STATED PROBLEM:
Quote each line of the material verbatim, without the pictures.
------------------------------------
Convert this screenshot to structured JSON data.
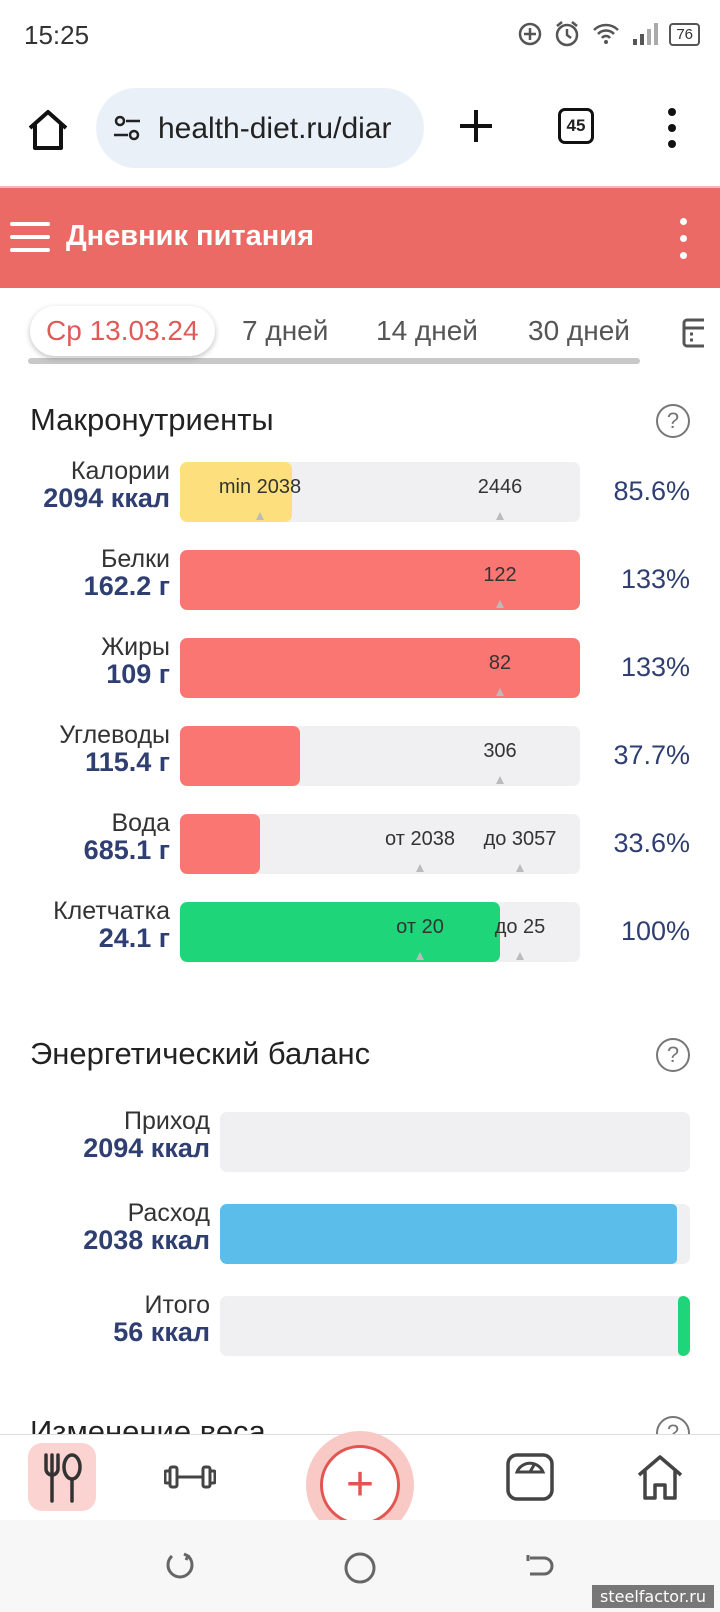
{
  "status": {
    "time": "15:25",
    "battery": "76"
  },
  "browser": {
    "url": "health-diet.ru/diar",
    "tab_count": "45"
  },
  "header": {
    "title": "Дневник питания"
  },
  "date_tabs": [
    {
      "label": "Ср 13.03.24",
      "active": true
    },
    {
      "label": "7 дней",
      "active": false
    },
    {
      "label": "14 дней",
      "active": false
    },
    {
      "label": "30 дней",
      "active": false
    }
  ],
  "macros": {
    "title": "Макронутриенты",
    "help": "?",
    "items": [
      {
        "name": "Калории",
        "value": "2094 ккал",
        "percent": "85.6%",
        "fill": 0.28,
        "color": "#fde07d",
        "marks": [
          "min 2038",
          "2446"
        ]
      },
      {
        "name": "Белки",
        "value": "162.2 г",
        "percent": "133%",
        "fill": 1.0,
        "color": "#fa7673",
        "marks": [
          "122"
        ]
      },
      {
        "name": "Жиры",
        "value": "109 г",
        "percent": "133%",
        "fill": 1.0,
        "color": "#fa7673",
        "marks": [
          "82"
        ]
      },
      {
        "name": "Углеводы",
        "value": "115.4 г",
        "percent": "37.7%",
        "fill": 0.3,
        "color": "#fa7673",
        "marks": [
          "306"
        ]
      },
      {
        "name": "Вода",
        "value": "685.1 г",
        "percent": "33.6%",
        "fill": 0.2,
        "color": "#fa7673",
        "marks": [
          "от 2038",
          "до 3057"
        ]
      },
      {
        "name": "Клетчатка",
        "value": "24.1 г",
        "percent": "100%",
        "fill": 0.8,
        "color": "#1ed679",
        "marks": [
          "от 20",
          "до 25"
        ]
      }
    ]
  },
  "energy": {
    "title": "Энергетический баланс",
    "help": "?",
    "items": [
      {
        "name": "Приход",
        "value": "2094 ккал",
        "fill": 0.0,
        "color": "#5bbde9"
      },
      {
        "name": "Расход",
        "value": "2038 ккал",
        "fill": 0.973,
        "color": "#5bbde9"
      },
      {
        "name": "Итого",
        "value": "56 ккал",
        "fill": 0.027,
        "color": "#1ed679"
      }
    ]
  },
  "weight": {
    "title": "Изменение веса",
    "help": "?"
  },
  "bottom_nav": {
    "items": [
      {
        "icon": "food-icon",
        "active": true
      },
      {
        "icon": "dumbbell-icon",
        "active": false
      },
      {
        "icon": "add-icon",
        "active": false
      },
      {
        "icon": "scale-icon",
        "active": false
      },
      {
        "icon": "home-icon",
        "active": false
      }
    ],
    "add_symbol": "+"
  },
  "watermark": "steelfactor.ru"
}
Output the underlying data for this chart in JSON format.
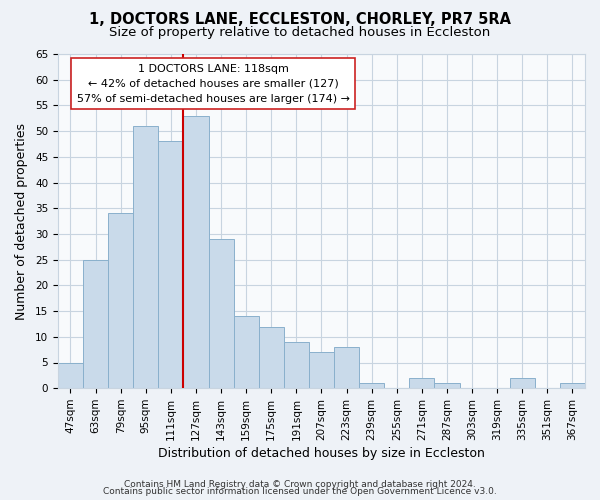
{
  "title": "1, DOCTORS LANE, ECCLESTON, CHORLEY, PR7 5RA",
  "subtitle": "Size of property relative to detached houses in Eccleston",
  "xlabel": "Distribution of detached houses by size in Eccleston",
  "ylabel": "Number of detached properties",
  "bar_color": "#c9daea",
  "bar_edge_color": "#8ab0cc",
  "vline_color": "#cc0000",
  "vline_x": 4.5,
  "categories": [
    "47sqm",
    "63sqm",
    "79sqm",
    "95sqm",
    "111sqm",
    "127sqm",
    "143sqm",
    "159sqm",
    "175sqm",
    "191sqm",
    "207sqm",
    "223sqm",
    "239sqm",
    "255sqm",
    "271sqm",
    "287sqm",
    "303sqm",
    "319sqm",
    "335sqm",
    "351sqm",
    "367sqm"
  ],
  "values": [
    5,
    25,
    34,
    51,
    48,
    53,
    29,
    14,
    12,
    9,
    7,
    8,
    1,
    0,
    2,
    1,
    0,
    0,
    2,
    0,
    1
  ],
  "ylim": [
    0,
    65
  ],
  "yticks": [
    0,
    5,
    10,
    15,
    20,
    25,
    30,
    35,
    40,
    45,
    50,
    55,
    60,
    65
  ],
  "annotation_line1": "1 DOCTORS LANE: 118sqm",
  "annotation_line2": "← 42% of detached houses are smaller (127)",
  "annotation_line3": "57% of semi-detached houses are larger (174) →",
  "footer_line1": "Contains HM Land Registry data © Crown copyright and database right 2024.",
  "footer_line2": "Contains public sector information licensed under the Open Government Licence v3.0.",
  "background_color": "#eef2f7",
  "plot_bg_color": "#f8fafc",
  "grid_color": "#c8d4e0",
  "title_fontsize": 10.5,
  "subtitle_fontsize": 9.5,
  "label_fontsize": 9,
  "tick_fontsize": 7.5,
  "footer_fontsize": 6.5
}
------------------------------------
FINISHED EXERCISE:
Convert this screenshot to structured JSON data.
{
  "status": {
    "time": "15:25",
    "battery": "76"
  },
  "browser": {
    "url": "health-diet.ru/diar",
    "tab_count": "45"
  },
  "header": {
    "title": "Дневник питания"
  },
  "date_tabs": [
    {
      "label": "Ср 13.03.24",
      "active": true
    },
    {
      "label": "7 дней",
      "active": false
    },
    {
      "label": "14 дней",
      "active": false
    },
    {
      "label": "30 дней",
      "active": false
    }
  ],
  "macros": {
    "title": "Макронутриенты",
    "help": "?",
    "items": [
      {
        "name": "Калории",
        "value": "2094 ккал",
        "percent": "85.6%",
        "fill": 0.28,
        "color": "#fde07d",
        "marks": [
          "min 2038",
          "2446"
        ]
      },
      {
        "name": "Белки",
        "value": "162.2 г",
        "percent": "133%",
        "fill": 1.0,
        "color": "#fa7673",
        "marks": [
          "122"
        ]
      },
      {
        "name": "Жиры",
        "value": "109 г",
        "percent": "133%",
        "fill": 1.0,
        "color": "#fa7673",
        "marks": [
          "82"
        ]
      },
      {
        "name": "Углеводы",
        "value": "115.4 г",
        "percent": "37.7%",
        "fill": 0.3,
        "color": "#fa7673",
        "marks": [
          "306"
        ]
      },
      {
        "name": "Вода",
        "value": "685.1 г",
        "percent": "33.6%",
        "fill": 0.2,
        "color": "#fa7673",
        "marks": [
          "от 2038",
          "до 3057"
        ]
      },
      {
        "name": "Клетчатка",
        "value": "24.1 г",
        "percent": "100%",
        "fill": 0.8,
        "color": "#1ed679",
        "marks": [
          "от 20",
          "до 25"
        ]
      }
    ]
  },
  "energy": {
    "title": "Энергетический баланс",
    "help": "?",
    "items": [
      {
        "name": "Приход",
        "value": "2094 ккал",
        "fill": 0.0,
        "color": "#5bbde9"
      },
      {
        "name": "Расход",
        "value": "2038 ккал",
        "fill": 0.973,
        "color": "#5bbde9"
      },
      {
        "name": "Итого",
        "value": "56 ккал",
        "fill": 0.027,
        "color": "#1ed679"
      }
    ]
  },
  "weight": {
    "title": "Изменение веса",
    "help": "?"
  },
  "bottom_nav": {
    "items": [
      {
        "icon": "food-icon",
        "active": true
      },
      {
        "icon": "dumbbell-icon",
        "active": false
      },
      {
        "icon": "add-icon",
        "active": false
      },
      {
        "icon": "scale-icon",
        "active": false
      },
      {
        "icon": "home-icon",
        "active": false
      }
    ],
    "add_symbol": "+"
  },
  "watermark": "steelfactor.ru"
}
Output the underlying data for this chart in JSON format.
{
  "title": "1, DOCTORS LANE, ECCLESTON, CHORLEY, PR7 5RA",
  "subtitle": "Size of property relative to detached houses in Eccleston",
  "xlabel": "Distribution of detached houses by size in Eccleston",
  "ylabel": "Number of detached properties",
  "bar_color": "#c9daea",
  "bar_edge_color": "#8ab0cc",
  "vline_color": "#cc0000",
  "vline_x": 4.5,
  "categories": [
    "47sqm",
    "63sqm",
    "79sqm",
    "95sqm",
    "111sqm",
    "127sqm",
    "143sqm",
    "159sqm",
    "175sqm",
    "191sqm",
    "207sqm",
    "223sqm",
    "239sqm",
    "255sqm",
    "271sqm",
    "287sqm",
    "303sqm",
    "319sqm",
    "335sqm",
    "351sqm",
    "367sqm"
  ],
  "values": [
    5,
    25,
    34,
    51,
    48,
    53,
    29,
    14,
    12,
    9,
    7,
    8,
    1,
    0,
    2,
    1,
    0,
    0,
    2,
    0,
    1
  ],
  "ylim": [
    0,
    65
  ],
  "yticks": [
    0,
    5,
    10,
    15,
    20,
    25,
    30,
    35,
    40,
    45,
    50,
    55,
    60,
    65
  ],
  "annotation_line1": "1 DOCTORS LANE: 118sqm",
  "annotation_line2": "← 42% of detached houses are smaller (127)",
  "annotation_line3": "57% of semi-detached houses are larger (174) →",
  "footer_line1": "Contains HM Land Registry data © Crown copyright and database right 2024.",
  "footer_line2": "Contains public sector information licensed under the Open Government Licence v3.0.",
  "background_color": "#eef2f7",
  "plot_bg_color": "#f8fafc",
  "grid_color": "#c8d4e0",
  "title_fontsize": 10.5,
  "subtitle_fontsize": 9.5,
  "label_fontsize": 9,
  "tick_fontsize": 7.5,
  "footer_fontsize": 6.5
}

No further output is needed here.